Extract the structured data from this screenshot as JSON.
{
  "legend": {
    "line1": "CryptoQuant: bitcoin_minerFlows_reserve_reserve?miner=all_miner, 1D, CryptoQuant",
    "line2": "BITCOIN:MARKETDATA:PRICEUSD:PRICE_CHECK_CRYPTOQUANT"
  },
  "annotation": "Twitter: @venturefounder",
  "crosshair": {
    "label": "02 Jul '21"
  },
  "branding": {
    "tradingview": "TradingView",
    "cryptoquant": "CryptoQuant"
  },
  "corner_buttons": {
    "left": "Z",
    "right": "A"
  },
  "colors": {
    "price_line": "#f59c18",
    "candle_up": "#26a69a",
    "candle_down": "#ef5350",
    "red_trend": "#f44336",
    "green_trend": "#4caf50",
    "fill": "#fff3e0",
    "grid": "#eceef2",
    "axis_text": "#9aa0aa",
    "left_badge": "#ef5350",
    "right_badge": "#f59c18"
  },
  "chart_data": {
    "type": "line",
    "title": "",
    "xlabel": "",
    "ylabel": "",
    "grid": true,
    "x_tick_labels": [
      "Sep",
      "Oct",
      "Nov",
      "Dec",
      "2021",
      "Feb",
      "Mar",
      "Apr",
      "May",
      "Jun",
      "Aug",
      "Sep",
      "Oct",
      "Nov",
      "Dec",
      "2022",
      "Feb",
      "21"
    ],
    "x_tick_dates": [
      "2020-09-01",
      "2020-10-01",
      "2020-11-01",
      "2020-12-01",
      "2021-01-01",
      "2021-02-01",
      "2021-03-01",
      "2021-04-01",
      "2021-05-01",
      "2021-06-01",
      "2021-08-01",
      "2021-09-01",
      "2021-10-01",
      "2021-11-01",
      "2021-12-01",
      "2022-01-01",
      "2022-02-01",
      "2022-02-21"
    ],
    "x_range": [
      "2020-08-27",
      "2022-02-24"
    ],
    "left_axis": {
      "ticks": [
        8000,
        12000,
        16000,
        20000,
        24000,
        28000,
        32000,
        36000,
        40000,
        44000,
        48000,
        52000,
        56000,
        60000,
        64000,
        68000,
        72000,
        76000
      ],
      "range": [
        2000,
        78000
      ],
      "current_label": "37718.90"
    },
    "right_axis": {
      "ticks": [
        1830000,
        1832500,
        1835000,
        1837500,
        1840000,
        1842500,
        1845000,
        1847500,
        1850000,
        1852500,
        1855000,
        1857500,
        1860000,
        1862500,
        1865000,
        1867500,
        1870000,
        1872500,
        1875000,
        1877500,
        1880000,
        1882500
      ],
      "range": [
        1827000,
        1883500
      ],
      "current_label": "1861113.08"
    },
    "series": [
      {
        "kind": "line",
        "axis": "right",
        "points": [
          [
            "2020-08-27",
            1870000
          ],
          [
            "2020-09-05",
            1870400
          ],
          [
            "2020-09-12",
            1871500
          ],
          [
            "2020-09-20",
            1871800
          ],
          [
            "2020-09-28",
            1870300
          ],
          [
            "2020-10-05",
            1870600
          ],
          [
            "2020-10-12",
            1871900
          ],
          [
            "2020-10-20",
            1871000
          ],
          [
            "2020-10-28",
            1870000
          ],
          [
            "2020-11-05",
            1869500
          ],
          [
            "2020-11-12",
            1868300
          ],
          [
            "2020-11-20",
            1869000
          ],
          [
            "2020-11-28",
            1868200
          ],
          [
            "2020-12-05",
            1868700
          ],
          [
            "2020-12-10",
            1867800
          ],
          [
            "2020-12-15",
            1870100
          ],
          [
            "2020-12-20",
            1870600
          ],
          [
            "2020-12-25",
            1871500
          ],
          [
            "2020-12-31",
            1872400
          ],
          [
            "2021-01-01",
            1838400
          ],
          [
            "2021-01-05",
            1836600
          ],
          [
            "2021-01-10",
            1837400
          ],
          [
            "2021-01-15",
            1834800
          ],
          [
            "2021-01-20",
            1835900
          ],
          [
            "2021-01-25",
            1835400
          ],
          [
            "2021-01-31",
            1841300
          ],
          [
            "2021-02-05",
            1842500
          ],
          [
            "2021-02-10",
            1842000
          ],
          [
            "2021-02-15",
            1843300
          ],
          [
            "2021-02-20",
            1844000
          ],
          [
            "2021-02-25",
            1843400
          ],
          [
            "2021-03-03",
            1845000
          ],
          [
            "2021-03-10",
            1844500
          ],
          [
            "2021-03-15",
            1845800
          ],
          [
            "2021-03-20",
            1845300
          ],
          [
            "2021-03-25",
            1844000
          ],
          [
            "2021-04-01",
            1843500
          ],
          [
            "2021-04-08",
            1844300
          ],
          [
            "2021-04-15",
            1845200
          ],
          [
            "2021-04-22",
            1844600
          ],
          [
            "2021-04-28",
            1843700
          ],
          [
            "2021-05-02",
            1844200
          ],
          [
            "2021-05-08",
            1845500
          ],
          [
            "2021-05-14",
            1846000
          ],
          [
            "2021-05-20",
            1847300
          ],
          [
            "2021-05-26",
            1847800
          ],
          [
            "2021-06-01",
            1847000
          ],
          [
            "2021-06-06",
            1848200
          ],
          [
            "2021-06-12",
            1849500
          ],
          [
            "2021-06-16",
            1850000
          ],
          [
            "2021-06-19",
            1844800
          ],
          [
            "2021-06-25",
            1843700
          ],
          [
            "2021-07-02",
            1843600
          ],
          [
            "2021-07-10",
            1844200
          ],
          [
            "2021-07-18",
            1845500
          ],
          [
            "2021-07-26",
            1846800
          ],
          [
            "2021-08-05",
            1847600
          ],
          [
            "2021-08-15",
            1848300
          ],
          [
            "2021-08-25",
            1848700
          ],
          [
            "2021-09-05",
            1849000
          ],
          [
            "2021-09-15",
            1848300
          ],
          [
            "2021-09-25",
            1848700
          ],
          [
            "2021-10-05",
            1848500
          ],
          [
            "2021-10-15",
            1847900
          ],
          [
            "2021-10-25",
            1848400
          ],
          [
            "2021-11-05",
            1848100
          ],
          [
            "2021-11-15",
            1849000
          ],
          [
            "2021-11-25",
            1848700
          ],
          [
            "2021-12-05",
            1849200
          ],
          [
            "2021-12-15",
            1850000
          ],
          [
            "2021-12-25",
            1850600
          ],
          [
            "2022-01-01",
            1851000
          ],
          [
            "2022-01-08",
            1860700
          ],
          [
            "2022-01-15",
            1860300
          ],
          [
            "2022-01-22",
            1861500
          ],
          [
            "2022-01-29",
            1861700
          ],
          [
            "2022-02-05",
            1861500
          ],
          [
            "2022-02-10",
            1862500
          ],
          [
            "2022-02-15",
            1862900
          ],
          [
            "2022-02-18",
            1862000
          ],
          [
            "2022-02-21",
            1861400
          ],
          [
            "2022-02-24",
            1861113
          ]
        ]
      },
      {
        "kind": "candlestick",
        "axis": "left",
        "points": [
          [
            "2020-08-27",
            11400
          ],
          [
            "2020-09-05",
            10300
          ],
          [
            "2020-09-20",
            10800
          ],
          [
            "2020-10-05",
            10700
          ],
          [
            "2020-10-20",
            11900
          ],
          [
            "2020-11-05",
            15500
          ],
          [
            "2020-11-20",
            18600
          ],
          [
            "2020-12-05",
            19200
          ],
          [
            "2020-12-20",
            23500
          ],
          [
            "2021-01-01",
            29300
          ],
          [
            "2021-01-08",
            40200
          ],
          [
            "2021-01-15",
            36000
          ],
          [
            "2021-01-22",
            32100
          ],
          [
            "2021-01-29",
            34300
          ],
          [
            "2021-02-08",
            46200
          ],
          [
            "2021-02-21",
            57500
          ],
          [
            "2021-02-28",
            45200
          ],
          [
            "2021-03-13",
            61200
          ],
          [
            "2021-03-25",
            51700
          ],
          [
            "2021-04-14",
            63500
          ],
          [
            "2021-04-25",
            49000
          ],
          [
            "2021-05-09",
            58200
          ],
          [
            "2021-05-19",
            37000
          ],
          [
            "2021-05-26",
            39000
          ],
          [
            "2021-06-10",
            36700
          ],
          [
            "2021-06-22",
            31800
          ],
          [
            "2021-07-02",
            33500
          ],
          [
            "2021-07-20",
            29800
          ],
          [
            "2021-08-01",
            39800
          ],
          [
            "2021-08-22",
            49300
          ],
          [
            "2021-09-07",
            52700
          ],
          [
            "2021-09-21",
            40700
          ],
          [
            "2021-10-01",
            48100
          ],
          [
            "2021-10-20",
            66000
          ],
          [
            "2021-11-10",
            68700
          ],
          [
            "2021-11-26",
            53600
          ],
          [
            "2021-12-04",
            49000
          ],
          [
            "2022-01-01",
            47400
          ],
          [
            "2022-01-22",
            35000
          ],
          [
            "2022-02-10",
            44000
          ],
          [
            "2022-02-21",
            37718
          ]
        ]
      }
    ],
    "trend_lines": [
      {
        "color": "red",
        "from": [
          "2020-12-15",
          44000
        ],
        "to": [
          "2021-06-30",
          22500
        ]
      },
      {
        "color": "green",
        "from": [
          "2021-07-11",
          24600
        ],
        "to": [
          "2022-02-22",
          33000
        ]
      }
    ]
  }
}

::::

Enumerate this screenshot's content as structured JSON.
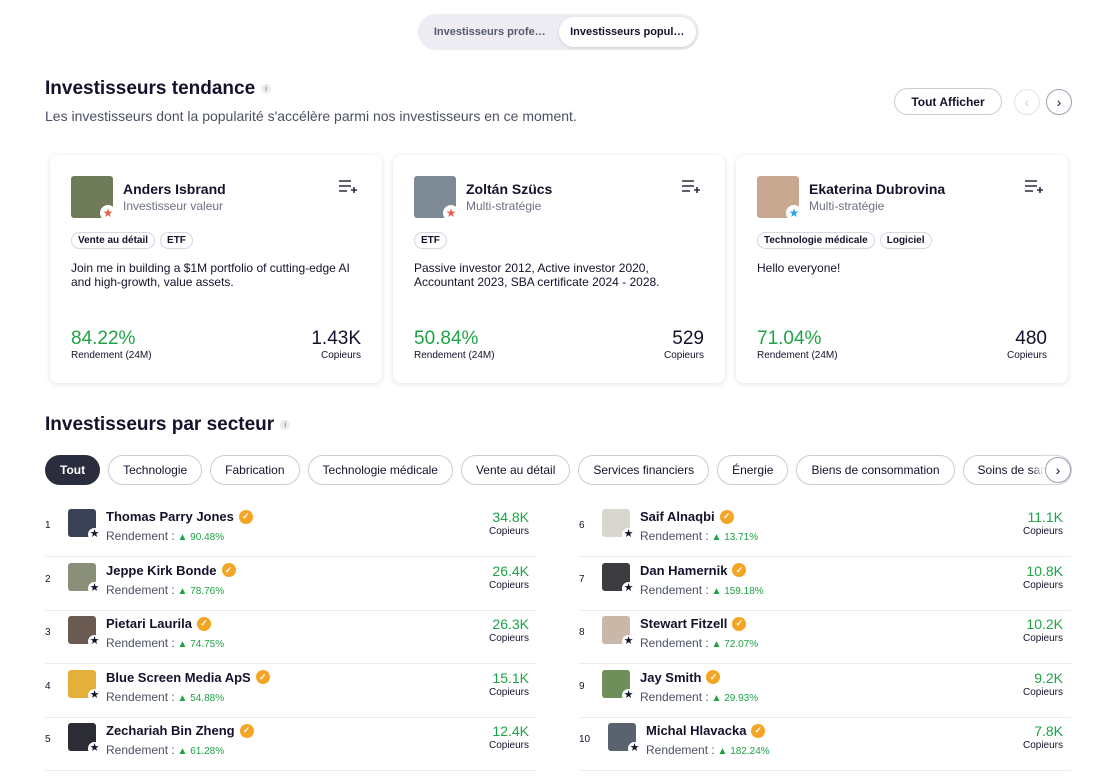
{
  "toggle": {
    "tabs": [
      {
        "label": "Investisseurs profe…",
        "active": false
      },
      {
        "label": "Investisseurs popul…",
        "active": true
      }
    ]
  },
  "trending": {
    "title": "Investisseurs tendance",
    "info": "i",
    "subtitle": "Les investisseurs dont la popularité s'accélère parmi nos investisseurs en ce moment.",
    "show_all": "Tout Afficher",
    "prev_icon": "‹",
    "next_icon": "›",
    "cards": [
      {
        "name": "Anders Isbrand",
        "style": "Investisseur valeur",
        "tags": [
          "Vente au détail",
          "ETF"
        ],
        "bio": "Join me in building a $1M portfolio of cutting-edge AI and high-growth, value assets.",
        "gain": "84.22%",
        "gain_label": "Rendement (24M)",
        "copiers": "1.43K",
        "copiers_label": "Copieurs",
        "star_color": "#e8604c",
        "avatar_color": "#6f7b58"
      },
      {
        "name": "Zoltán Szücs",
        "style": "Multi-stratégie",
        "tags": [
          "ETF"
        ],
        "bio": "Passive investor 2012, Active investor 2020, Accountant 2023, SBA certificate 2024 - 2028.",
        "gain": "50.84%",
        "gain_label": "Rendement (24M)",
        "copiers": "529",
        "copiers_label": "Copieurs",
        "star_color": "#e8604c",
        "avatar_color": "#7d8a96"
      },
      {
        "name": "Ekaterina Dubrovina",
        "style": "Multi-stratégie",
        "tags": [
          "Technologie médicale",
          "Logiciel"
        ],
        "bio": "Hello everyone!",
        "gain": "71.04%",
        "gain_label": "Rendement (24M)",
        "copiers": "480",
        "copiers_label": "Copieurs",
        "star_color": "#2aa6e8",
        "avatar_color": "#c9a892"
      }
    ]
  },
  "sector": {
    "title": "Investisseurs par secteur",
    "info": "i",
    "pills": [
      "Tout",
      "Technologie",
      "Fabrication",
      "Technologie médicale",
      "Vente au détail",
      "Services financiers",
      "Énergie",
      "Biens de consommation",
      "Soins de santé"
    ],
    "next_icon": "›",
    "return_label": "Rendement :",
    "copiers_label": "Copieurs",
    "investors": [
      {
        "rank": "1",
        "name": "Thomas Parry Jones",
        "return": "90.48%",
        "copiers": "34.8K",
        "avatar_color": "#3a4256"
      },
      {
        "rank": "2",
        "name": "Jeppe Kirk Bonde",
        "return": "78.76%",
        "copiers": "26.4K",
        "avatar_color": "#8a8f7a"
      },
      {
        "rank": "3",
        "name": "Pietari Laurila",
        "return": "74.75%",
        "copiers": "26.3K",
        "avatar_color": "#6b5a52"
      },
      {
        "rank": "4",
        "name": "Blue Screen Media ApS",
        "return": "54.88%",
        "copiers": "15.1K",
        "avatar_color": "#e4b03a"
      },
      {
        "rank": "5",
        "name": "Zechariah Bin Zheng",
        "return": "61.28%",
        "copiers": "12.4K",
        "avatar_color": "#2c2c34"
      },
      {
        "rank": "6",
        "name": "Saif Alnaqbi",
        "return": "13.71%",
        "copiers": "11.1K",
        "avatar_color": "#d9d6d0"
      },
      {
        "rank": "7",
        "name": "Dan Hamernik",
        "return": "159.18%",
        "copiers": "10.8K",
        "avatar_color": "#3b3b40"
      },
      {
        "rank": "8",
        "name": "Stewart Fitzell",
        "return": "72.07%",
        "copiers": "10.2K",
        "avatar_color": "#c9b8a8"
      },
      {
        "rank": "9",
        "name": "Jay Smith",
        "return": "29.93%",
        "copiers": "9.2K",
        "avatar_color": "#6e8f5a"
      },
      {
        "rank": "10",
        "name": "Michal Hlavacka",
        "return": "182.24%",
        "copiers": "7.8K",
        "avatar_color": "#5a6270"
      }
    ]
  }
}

::::

• _Written task_: Search the records above for "Technologie". Copy each line where it is found.

• _Output below_:
          "Technologie médicale",
      "Technologie",
      "Technologie médicale",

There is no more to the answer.